Recorded data:
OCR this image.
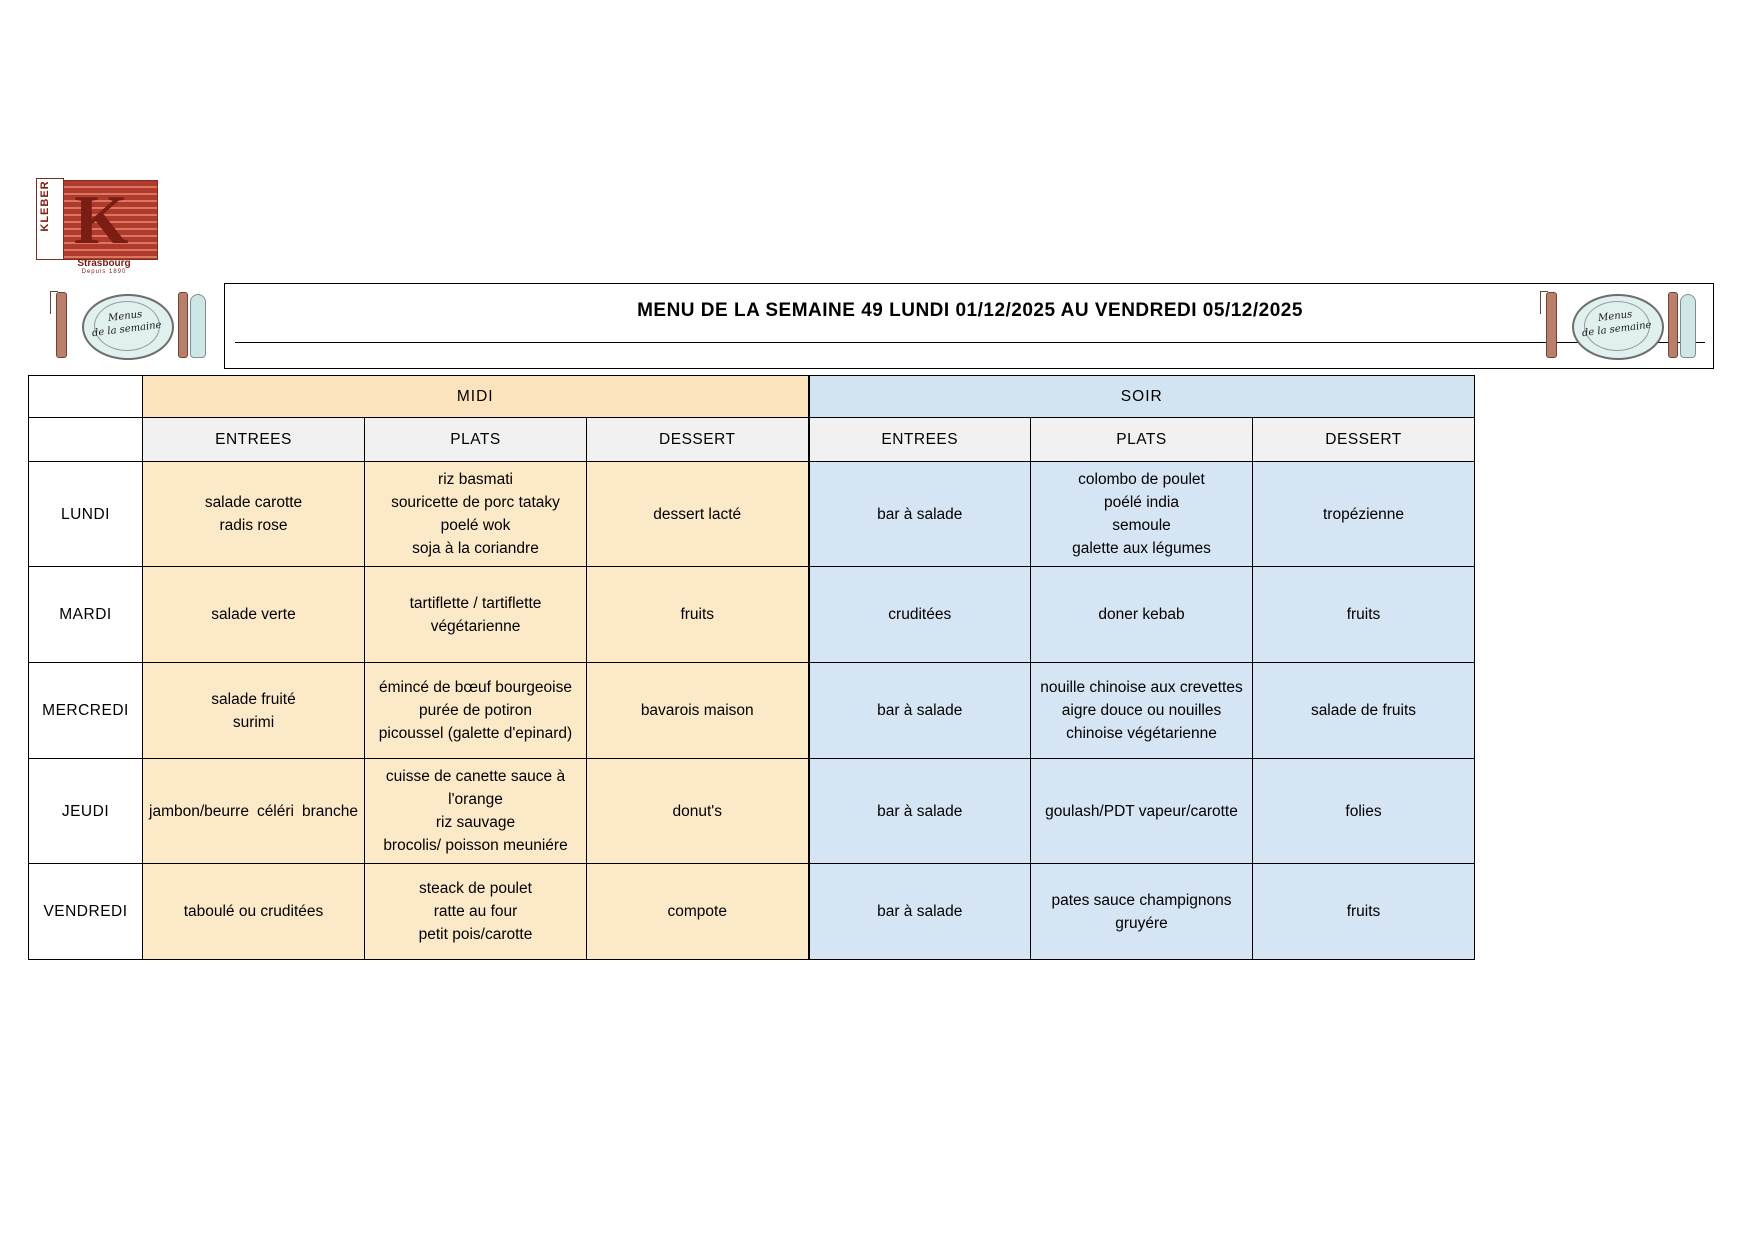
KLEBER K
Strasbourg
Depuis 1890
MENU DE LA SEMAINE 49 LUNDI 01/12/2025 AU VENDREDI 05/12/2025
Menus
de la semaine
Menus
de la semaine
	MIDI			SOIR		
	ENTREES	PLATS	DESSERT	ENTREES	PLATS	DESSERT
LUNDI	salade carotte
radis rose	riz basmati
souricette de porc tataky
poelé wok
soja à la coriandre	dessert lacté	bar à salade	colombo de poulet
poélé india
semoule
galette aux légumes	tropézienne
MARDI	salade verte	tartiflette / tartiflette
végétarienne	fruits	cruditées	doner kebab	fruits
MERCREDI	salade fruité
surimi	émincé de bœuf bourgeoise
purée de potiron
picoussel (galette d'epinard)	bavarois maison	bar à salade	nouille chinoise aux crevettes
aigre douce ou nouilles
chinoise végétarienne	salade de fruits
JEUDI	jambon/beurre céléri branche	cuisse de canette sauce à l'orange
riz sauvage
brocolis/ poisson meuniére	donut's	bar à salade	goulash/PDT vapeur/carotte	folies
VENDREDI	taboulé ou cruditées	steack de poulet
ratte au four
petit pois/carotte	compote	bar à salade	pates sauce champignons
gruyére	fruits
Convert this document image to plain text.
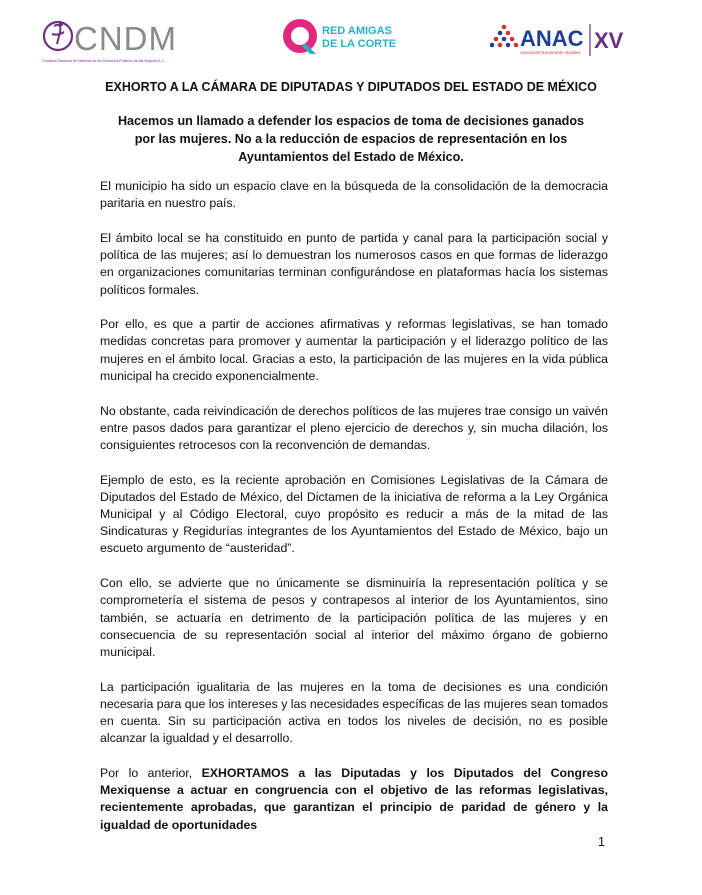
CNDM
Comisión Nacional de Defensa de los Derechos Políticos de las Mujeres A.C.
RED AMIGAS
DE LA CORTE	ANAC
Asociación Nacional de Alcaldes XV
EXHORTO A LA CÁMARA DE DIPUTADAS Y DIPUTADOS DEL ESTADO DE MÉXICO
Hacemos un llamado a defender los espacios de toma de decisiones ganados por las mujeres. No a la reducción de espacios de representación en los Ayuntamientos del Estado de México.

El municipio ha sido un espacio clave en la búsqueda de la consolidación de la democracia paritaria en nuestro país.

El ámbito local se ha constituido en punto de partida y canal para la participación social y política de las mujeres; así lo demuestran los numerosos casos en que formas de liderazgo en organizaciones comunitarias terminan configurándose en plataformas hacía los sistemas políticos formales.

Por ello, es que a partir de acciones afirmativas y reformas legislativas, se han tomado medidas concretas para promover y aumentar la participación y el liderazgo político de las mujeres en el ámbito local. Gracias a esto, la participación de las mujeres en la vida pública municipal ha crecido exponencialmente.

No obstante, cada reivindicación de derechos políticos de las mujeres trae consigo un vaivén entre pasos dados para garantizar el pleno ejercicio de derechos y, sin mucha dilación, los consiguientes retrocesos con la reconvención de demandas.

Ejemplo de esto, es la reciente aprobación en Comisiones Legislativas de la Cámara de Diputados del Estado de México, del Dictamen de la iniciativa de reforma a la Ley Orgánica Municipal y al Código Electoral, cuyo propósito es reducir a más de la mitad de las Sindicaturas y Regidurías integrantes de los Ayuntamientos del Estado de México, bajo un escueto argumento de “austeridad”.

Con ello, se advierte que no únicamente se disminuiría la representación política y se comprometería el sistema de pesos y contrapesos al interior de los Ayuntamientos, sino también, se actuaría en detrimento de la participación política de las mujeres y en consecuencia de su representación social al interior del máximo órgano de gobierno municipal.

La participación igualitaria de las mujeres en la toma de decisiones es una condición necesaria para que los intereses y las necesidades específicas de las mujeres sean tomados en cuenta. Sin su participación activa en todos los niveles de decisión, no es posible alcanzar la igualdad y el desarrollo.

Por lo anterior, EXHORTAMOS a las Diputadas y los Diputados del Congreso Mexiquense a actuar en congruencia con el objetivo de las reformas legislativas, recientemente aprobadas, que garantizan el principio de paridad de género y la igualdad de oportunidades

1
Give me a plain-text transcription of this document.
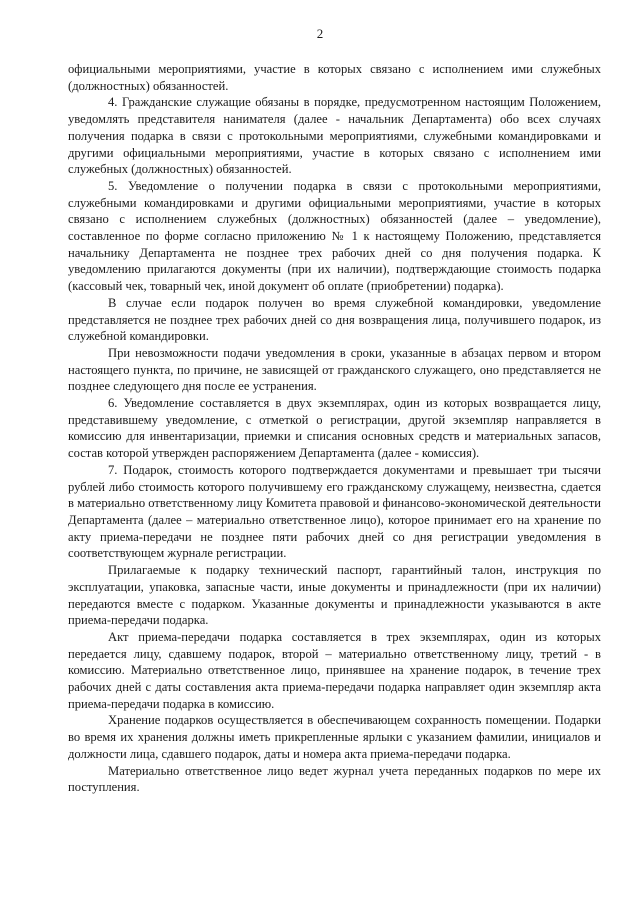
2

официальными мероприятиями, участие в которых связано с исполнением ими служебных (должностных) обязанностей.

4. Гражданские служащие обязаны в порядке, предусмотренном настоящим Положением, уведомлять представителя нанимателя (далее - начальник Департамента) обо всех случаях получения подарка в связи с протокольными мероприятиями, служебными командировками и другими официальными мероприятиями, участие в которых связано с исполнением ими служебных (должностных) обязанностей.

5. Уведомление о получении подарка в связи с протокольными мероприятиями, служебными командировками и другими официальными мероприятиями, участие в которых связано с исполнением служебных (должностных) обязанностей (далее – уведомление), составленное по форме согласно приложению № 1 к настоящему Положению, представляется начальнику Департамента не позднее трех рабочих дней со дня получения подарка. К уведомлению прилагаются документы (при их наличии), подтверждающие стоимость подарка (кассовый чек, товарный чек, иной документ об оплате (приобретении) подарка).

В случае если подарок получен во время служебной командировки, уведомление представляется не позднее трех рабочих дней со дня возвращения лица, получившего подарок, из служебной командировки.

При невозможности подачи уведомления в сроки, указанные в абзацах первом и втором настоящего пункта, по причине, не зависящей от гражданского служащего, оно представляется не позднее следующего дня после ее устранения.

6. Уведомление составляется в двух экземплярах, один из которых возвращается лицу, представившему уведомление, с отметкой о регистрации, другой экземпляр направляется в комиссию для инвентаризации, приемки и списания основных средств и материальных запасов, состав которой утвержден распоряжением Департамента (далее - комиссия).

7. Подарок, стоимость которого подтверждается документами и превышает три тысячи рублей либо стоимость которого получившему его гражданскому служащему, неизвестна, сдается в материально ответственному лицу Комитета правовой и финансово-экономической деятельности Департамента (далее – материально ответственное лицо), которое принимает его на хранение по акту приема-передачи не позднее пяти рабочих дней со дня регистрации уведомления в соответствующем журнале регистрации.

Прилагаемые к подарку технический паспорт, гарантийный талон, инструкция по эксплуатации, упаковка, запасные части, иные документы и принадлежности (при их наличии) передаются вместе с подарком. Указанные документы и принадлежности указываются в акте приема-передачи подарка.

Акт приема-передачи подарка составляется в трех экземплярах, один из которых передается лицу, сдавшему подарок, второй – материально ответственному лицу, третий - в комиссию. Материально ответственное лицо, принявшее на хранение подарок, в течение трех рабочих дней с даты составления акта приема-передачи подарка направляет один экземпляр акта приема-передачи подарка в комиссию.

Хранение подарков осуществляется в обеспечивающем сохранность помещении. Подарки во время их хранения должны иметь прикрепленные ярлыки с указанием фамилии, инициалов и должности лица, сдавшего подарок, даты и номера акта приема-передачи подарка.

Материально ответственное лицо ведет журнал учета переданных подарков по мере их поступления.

### EXERCISE DIRECTIONS
Copy every line of the listing where the word "representación" appears.

### ANSWER TO THE TASK
Hacemos un llamado a defender los espacios de toma de decisiones ganados por las mujeres. No a la reducción de espacios de representación en los Ayuntamientos del Estado de México.
Con ello, se advierte que no únicamente se disminuiría la representación política y se comprometería el sistema de pesos y contrapesos al interior de los Ayuntamientos, sino también, se actuaría en detrimento de la participación política de las mujeres y en consecuencia de su representación social al interior del máximo órgano de gobierno municipal.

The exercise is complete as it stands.